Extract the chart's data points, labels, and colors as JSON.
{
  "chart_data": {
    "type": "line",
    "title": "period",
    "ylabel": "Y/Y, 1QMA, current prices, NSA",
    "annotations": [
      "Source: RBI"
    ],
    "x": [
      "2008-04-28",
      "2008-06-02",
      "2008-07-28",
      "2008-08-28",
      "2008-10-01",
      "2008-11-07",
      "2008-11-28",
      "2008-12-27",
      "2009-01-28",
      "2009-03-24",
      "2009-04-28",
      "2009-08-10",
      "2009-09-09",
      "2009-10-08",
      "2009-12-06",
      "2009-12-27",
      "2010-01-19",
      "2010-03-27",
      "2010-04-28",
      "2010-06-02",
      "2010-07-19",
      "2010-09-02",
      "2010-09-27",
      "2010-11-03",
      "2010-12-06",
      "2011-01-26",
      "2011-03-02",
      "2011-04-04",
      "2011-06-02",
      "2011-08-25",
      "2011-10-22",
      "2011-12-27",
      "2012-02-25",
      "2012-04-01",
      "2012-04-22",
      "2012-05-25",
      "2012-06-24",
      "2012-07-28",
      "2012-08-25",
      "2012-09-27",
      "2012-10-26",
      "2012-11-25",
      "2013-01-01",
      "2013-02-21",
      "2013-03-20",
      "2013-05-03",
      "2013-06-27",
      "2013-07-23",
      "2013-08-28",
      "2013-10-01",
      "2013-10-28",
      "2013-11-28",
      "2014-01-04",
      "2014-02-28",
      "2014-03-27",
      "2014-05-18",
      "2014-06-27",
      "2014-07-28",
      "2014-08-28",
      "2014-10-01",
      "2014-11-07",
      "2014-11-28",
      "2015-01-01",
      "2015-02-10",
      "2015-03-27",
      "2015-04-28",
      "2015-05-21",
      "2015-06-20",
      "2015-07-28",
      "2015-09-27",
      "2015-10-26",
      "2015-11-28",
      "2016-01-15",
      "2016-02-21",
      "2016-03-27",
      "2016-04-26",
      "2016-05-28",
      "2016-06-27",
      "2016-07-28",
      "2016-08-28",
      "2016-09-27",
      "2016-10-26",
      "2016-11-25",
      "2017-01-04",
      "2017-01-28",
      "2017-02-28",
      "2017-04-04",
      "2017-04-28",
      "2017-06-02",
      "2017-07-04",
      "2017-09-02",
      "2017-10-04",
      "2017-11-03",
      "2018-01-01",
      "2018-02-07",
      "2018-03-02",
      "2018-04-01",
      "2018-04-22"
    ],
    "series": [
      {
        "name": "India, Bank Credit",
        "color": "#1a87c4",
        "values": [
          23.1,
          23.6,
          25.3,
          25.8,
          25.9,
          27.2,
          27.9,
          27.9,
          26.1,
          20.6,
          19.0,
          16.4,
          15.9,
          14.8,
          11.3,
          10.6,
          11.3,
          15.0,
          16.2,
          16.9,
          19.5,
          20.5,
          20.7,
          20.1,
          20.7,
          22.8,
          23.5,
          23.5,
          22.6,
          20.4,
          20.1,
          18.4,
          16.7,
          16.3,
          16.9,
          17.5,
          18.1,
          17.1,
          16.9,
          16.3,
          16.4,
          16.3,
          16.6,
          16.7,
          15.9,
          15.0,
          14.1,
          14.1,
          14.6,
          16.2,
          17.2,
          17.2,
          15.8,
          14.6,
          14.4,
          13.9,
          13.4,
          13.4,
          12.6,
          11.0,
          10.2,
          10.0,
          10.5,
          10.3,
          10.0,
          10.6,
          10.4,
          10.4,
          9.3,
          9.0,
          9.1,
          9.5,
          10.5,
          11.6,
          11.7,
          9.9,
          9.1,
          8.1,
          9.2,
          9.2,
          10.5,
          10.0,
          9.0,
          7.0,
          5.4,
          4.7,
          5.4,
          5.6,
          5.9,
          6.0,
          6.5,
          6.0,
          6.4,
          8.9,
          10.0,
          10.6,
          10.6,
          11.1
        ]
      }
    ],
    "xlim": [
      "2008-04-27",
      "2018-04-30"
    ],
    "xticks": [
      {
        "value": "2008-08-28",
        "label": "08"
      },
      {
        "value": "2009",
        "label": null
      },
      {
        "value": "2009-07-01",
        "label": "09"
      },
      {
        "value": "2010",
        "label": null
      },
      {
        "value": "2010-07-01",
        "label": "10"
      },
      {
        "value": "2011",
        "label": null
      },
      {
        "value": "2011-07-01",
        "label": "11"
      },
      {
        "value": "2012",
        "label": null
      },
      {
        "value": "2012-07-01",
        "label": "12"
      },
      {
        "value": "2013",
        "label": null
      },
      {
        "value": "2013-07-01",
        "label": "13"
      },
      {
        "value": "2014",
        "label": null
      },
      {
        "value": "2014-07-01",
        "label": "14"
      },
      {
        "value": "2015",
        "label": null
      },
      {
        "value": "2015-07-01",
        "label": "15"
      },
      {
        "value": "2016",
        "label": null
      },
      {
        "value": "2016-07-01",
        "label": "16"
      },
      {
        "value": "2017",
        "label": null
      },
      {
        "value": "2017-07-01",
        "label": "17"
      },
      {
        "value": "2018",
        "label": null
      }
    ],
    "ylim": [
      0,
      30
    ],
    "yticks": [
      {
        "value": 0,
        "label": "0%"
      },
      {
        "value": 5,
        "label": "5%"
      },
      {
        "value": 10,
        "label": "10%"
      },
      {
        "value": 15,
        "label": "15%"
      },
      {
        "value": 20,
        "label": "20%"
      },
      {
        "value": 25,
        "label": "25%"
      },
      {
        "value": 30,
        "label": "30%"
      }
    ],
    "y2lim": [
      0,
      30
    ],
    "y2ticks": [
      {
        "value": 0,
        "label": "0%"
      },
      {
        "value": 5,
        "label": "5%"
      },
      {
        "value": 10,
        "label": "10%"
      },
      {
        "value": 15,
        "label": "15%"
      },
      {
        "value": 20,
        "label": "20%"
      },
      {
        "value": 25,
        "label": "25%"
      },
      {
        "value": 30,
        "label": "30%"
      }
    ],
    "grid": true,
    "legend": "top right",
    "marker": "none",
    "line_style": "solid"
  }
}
# # # # #
#### Exercise:
Transcribe all entries exactly as they are given.

#### Exercise result:
Extract the chart's data points, labels, and colors as JSON.
{
  "chart_data": {
    "type": "line",
    "title": "period",
    "ylabel": "Y/Y, 1QMA, current prices, NSA",
    "annotations": [
      "Source: RBI"
    ],
    "x": [
      "2008-04-28",
      "2008-06-02",
      "2008-07-28",
      "2008-08-28",
      "2008-10-01",
      "2008-11-07",
      "2008-11-28",
      "2008-12-27",
      "2009-01-28",
      "2009-03-24",
      "2009-04-28",
      "2009-08-10",
      "2009-09-09",
      "2009-10-08",
      "2009-12-06",
      "2009-12-27",
      "2010-01-19",
      "2010-03-27",
      "2010-04-28",
      "2010-06-02",
      "2010-07-19",
      "2010-09-02",
      "2010-09-27",
      "2010-11-03",
      "2010-12-06",
      "2011-01-26",
      "2011-03-02",
      "2011-04-04",
      "2011-06-02",
      "2011-08-25",
      "2011-10-22",
      "2011-12-27",
      "2012-02-25",
      "2012-04-01",
      "2012-04-22",
      "2012-05-25",
      "2012-06-24",
      "2012-07-28",
      "2012-08-25",
      "2012-09-27",
      "2012-10-26",
      "2012-11-25",
      "2013-01-01",
      "2013-02-21",
      "2013-03-20",
      "2013-05-03",
      "2013-06-27",
      "2013-07-23",
      "2013-08-28",
      "2013-10-01",
      "2013-10-28",
      "2013-11-28",
      "2014-01-04",
      "2014-02-28",
      "2014-03-27",
      "2014-05-18",
      "2014-06-27",
      "2014-07-28",
      "2014-08-28",
      "2014-10-01",
      "2014-11-07",
      "2014-11-28",
      "2015-01-01",
      "2015-02-10",
      "2015-03-27",
      "2015-04-28",
      "2015-05-21",
      "2015-06-20",
      "2015-07-28",
      "2015-09-27",
      "2015-10-26",
      "2015-11-28",
      "2016-01-15",
      "2016-02-21",
      "2016-03-27",
      "2016-04-26",
      "2016-05-28",
      "2016-06-27",
      "2016-07-28",
      "2016-08-28",
      "2016-09-27",
      "2016-10-26",
      "2016-11-25",
      "2017-01-04",
      "2017-01-28",
      "2017-02-28",
      "2017-04-04",
      "2017-04-28",
      "2017-06-02",
      "2017-07-04",
      "2017-09-02",
      "2017-10-04",
      "2017-11-03",
      "2018-01-01",
      "2018-02-07",
      "2018-03-02",
      "2018-04-01",
      "2018-04-22"
    ],
    "series": [
      {
        "name": "India, Bank Credit",
        "color": "#1a87c4",
        "values": [
          23.1,
          23.6,
          25.3,
          25.8,
          25.9,
          27.2,
          27.9,
          27.9,
          26.1,
          20.6,
          19.0,
          16.4,
          15.9,
          14.8,
          11.3,
          10.6,
          11.3,
          15.0,
          16.2,
          16.9,
          19.5,
          20.5,
          20.7,
          20.1,
          20.7,
          22.8,
          23.5,
          23.5,
          22.6,
          20.4,
          20.1,
          18.4,
          16.7,
          16.3,
          16.9,
          17.5,
          18.1,
          17.1,
          16.9,
          16.3,
          16.4,
          16.3,
          16.6,
          16.7,
          15.9,
          15.0,
          14.1,
          14.1,
          14.6,
          16.2,
          17.2,
          17.2,
          15.8,
          14.6,
          14.4,
          13.9,
          13.4,
          13.4,
          12.6,
          11.0,
          10.2,
          10.0,
          10.5,
          10.3,
          10.0,
          10.6,
          10.4,
          10.4,
          9.3,
          9.0,
          9.1,
          9.5,
          10.5,
          11.6,
          11.7,
          9.9,
          9.1,
          8.1,
          9.2,
          9.2,
          10.5,
          10.0,
          9.0,
          7.0,
          5.4,
          4.7,
          5.4,
          5.6,
          5.9,
          6.0,
          6.5,
          6.0,
          6.4,
          8.9,
          10.0,
          10.6,
          10.6,
          11.1
        ]
      }
    ],
    "xlim": [
      "2008-04-27",
      "2018-04-30"
    ],
    "xticks": [
      {
        "value": "2008-08-28",
        "label": "08"
      },
      {
        "value": "2009",
        "label": null
      },
      {
        "value": "2009-07-01",
        "label": "09"
      },
      {
        "value": "2010",
        "label": null
      },
      {
        "value": "2010-07-01",
        "label": "10"
      },
      {
        "value": "2011",
        "label": null
      },
      {
        "value": "2011-07-01",
        "label": "11"
      },
      {
        "value": "2012",
        "label": null
      },
      {
        "value": "2012-07-01",
        "label": "12"
      },
      {
        "value": "2013",
        "label": null
      },
      {
        "value": "2013-07-01",
        "label": "13"
      },
      {
        "value": "2014",
        "label": null
      },
      {
        "value": "2014-07-01",
        "label": "14"
      },
      {
        "value": "2015",
        "label": null
      },
      {
        "value": "2015-07-01",
        "label": "15"
      },
      {
        "value": "2016",
        "label": null
      },
      {
        "value": "2016-07-01",
        "label": "16"
      },
      {
        "value": "2017",
        "label": null
      },
      {
        "value": "2017-07-01",
        "label": "17"
      },
      {
        "value": "2018",
        "label": null
      }
    ],
    "ylim": [
      0,
      30
    ],
    "yticks": [
      {
        "value": 0,
        "label": "0%"
      },
      {
        "value": 5,
        "label": "5%"
      },
      {
        "value": 10,
        "label": "10%"
      },
      {
        "value": 15,
        "label": "15%"
      },
      {
        "value": 20,
        "label": "20%"
      },
      {
        "value": 25,
        "label": "25%"
      },
      {
        "value": 30,
        "label": "30%"
      }
    ],
    "y2lim": [
      0,
      30
    ],
    "y2ticks": [
      {
        "value": 0,
        "label": "0%"
      },
      {
        "value": 5,
        "label": "5%"
      },
      {
        "value": 10,
        "label": "10%"
      },
      {
        "value": 15,
        "label": "15%"
      },
      {
        "value": 20,
        "label": "20%"
      },
      {
        "value": 25,
        "label": "25%"
      },
      {
        "value": 30,
        "label": "30%"
      }
    ],
    "grid": true,
    "legend": "top right",
    "marker": "none",
    "line_style": "solid"
  }
}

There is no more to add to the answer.